* Records from a collection
---
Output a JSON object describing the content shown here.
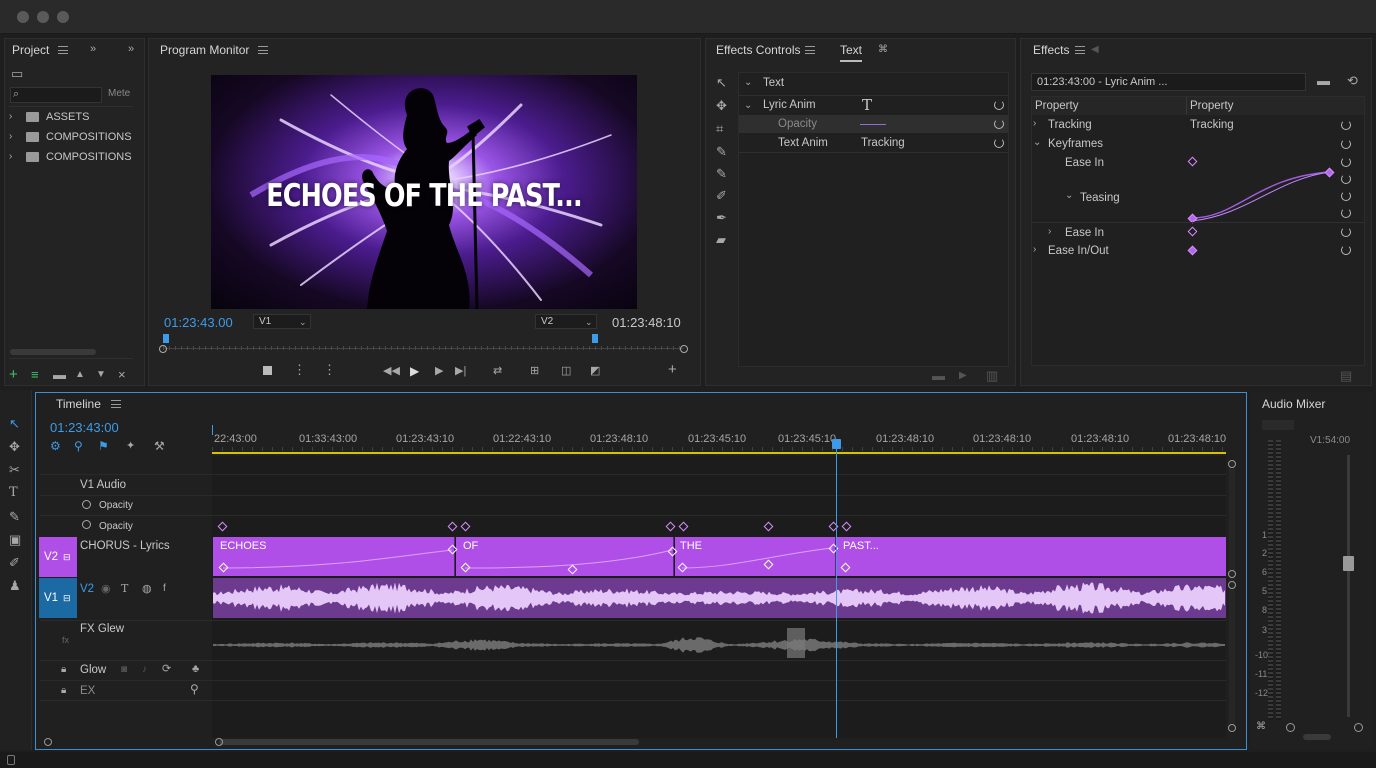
{
  "window": {
    "buttons": [
      "close",
      "minimize",
      "maximize"
    ]
  },
  "project": {
    "title": "Project",
    "search_label": "Mete",
    "folders": [
      "ASSETS",
      "COMPOSITIONS",
      "COMPOSITIONS"
    ]
  },
  "program_monitor": {
    "title": "Program Monitor",
    "video_title": "ECHOES OF THE PAST...",
    "timecode_in": "01:23:43.00",
    "timecode_out": "01:23:48:10",
    "track_a": "V1",
    "track_b": "V2",
    "progress": 0.0
  },
  "effects_controls": {
    "title": "Effects Controls",
    "tab_text": "Text",
    "rows": [
      {
        "label": "Text",
        "value": ""
      },
      {
        "label": "Lyric Anim",
        "value": "T"
      },
      {
        "label": "Opacity",
        "value": ""
      },
      {
        "label": "Text Anim",
        "value": "Tracking"
      }
    ]
  },
  "effects": {
    "title": "Effects",
    "search_value": "01:23:43:00 - Lyric Anim ...",
    "col_a": "Property",
    "col_b": "Property",
    "rows": [
      {
        "label": "Tracking",
        "value": "Tracking"
      },
      {
        "label": "Keyframes",
        "value": ""
      },
      {
        "label": "Ease In",
        "value": ""
      },
      {
        "label": "Teasing",
        "value": ""
      },
      {
        "label": "Ease In",
        "value": ""
      },
      {
        "label": "Ease In/Out",
        "value": ""
      }
    ]
  },
  "timeline": {
    "title": "Timeline",
    "timecode": "01:23:43:00",
    "ruler": [
      "22:43:00",
      "01:33:43:00",
      "01:23:43:10",
      "01:22:43:10",
      "01:23:48:10",
      "01:23:45:10",
      "01:23:45:10",
      "01:23:48:10",
      "01:23:48:10",
      "01:23:48:10",
      "01:23:48:10"
    ],
    "tracks": {
      "v1_audio": "V1  Audio",
      "opacity1": "Opacity",
      "opacity2": "Opacity",
      "v2_label": "V2",
      "chorus": "CHORUS - Lyrics",
      "v1_label": "V1",
      "v2_sub": "V2",
      "fx_glow": "FX Glew",
      "glow": "Glow",
      "ex": "EX"
    },
    "clips": [
      "ECHOES",
      "OF",
      "THE",
      "PAST..."
    ]
  },
  "audio_mixer": {
    "title": "Audio Mixer",
    "readout": "V1:54:00",
    "scale": [
      "1",
      "2",
      "6",
      "5",
      "8",
      "3",
      "-10",
      "-11",
      "-12"
    ]
  },
  "colors": {
    "accent": "#3d9be9",
    "clip": "#b04fe8",
    "clip_light": "#c46cf3"
  }
}
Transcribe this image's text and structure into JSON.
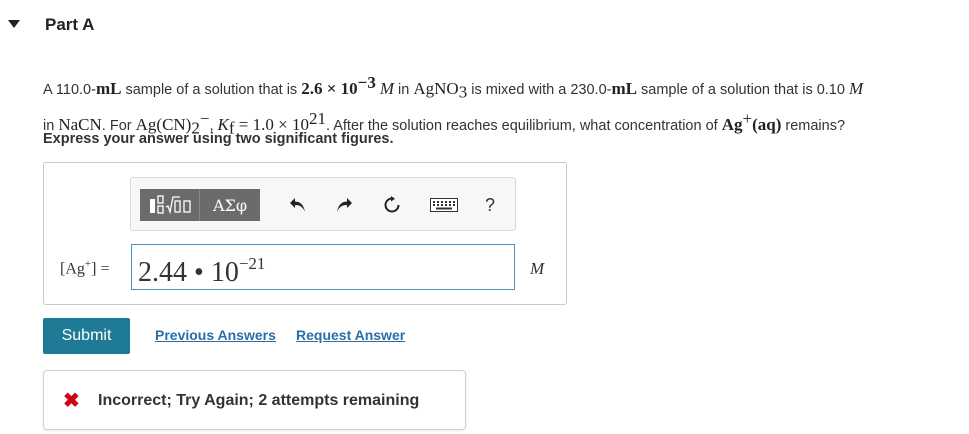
{
  "part": {
    "title": "Part A"
  },
  "question": {
    "t1": "A 110.0-",
    "mL": "mL",
    "t2": " sample of a solution that is ",
    "conc1": "2.6 × 10",
    "conc1_exp": "−3",
    "M": "M",
    "t3": " in ",
    "agno3": "AgNO",
    "agno3_sub": "3",
    "t4": " is mixed with a 230.0-",
    "t5": " sample of a solution that is 0.10 ",
    "line2_t1": "in ",
    "nacn": "NaCN",
    "line2_t2": ". For ",
    "complex": "Ag(CN)",
    "complex_sub": "2",
    "complex_sup": "−",
    "line2_t3": ", ",
    "kf": "K",
    "kf_sub": "f",
    "kf_val": " = 1.0 × 10",
    "kf_exp": "21",
    "line2_t4": ". After the solution reaches equilibrium, what concentration of ",
    "ag": "Ag",
    "ag_sup": "+",
    "aq": "(aq)",
    "line2_t5": " remains?"
  },
  "instruction": "Express your answer using two significant figures.",
  "toolbar": {
    "templates_icon": "sqrt-template-icon",
    "greek_label": "ΑΣφ",
    "undo_icon": "undo-icon",
    "redo_icon": "redo-icon",
    "reset_icon": "reset-icon",
    "keyboard_icon": "keyboard-icon",
    "help_label": "?"
  },
  "answer": {
    "label_prefix": "[Ag",
    "label_sup": "+",
    "label_suffix": "] =",
    "mantissa": "2.44",
    "dot": " • ",
    "base": "10",
    "exponent": "−21",
    "unit": "M"
  },
  "actions": {
    "submit_label": "Submit",
    "previous_answers_label": "Previous Answers",
    "request_answer_label": "Request Answer"
  },
  "feedback": {
    "icon": "✖",
    "message": "Incorrect; Try Again; 2 attempts remaining"
  },
  "colors": {
    "accent": "#1f7a96",
    "link": "#2a6ea8",
    "error": "#d0021b",
    "input_border": "#4a90c0"
  }
}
---
* Challenge
Copy out all the records exactly, excluding pictures.

* Correct output
Output a JSON object describing the content shown here.
{
  "window": {
    "buttons": [
      "close",
      "minimize",
      "maximize"
    ]
  },
  "project": {
    "title": "Project",
    "search_label": "Mete",
    "folders": [
      "ASSETS",
      "COMPOSITIONS",
      "COMPOSITIONS"
    ]
  },
  "program_monitor": {
    "title": "Program Monitor",
    "video_title": "ECHOES OF THE PAST...",
    "timecode_in": "01:23:43.00",
    "timecode_out": "01:23:48:10",
    "track_a": "V1",
    "track_b": "V2",
    "progress": 0.0
  },
  "effects_controls": {
    "title": "Effects Controls",
    "tab_text": "Text",
    "rows": [
      {
        "label": "Text",
        "value": ""
      },
      {
        "label": "Lyric Anim",
        "value": "T"
      },
      {
        "label": "Opacity",
        "value": ""
      },
      {
        "label": "Text Anim",
        "value": "Tracking"
      }
    ]
  },
  "effects": {
    "title": "Effects",
    "search_value": "01:23:43:00 - Lyric Anim ...",
    "col_a": "Property",
    "col_b": "Property",
    "rows": [
      {
        "label": "Tracking",
        "value": "Tracking"
      },
      {
        "label": "Keyframes",
        "value": ""
      },
      {
        "label": "Ease In",
        "value": ""
      },
      {
        "label": "Teasing",
        "value": ""
      },
      {
        "label": "Ease In",
        "value": ""
      },
      {
        "label": "Ease In/Out",
        "value": ""
      }
    ]
  },
  "timeline": {
    "title": "Timeline",
    "timecode": "01:23:43:00",
    "ruler": [
      "22:43:00",
      "01:33:43:00",
      "01:23:43:10",
      "01:22:43:10",
      "01:23:48:10",
      "01:23:45:10",
      "01:23:45:10",
      "01:23:48:10",
      "01:23:48:10",
      "01:23:48:10",
      "01:23:48:10"
    ],
    "tracks": {
      "v1_audio": "V1  Audio",
      "opacity1": "Opacity",
      "opacity2": "Opacity",
      "v2_label": "V2",
      "chorus": "CHORUS - Lyrics",
      "v1_label": "V1",
      "v2_sub": "V2",
      "fx_glow": "FX Glew",
      "glow": "Glow",
      "ex": "EX"
    },
    "clips": [
      "ECHOES",
      "OF",
      "THE",
      "PAST..."
    ]
  },
  "audio_mixer": {
    "title": "Audio Mixer",
    "readout": "V1:54:00",
    "scale": [
      "1",
      "2",
      "6",
      "5",
      "8",
      "3",
      "-10",
      "-11",
      "-12"
    ]
  },
  "colors": {
    "accent": "#3d9be9",
    "clip": "#b04fe8",
    "clip_light": "#c46cf3"
  }
}
Transcribe this image's text and structure into JSON.
{
  "part": {
    "title": "Part A"
  },
  "question": {
    "t1": "A 110.0-",
    "mL": "mL",
    "t2": " sample of a solution that is ",
    "conc1": "2.6 × 10",
    "conc1_exp": "−3",
    "M": "M",
    "t3": " in ",
    "agno3": "AgNO",
    "agno3_sub": "3",
    "t4": " is mixed with a 230.0-",
    "t5": " sample of a solution that is 0.10 ",
    "line2_t1": "in ",
    "nacn": "NaCN",
    "line2_t2": ". For ",
    "complex": "Ag(CN)",
    "complex_sub": "2",
    "complex_sup": "−",
    "line2_t3": ", ",
    "kf": "K",
    "kf_sub": "f",
    "kf_val": " = 1.0 × 10",
    "kf_exp": "21",
    "line2_t4": ". After the solution reaches equilibrium, what concentration of ",
    "ag": "Ag",
    "ag_sup": "+",
    "aq": "(aq)",
    "line2_t5": " remains?"
  },
  "instruction": "Express your answer using two significant figures.",
  "toolbar": {
    "templates_icon": "sqrt-template-icon",
    "greek_label": "ΑΣφ",
    "undo_icon": "undo-icon",
    "redo_icon": "redo-icon",
    "reset_icon": "reset-icon",
    "keyboard_icon": "keyboard-icon",
    "help_label": "?"
  },
  "answer": {
    "label_prefix": "[Ag",
    "label_sup": "+",
    "label_suffix": "] =",
    "mantissa": "2.44",
    "dot": " • ",
    "base": "10",
    "exponent": "−21",
    "unit": "M"
  },
  "actions": {
    "submit_label": "Submit",
    "previous_answers_label": "Previous Answers",
    "request_answer_label": "Request Answer"
  },
  "feedback": {
    "icon": "✖",
    "message": "Incorrect; Try Again; 2 attempts remaining"
  },
  "colors": {
    "accent": "#1f7a96",
    "link": "#2a6ea8",
    "error": "#d0021b",
    "input_border": "#4a90c0"
  }
}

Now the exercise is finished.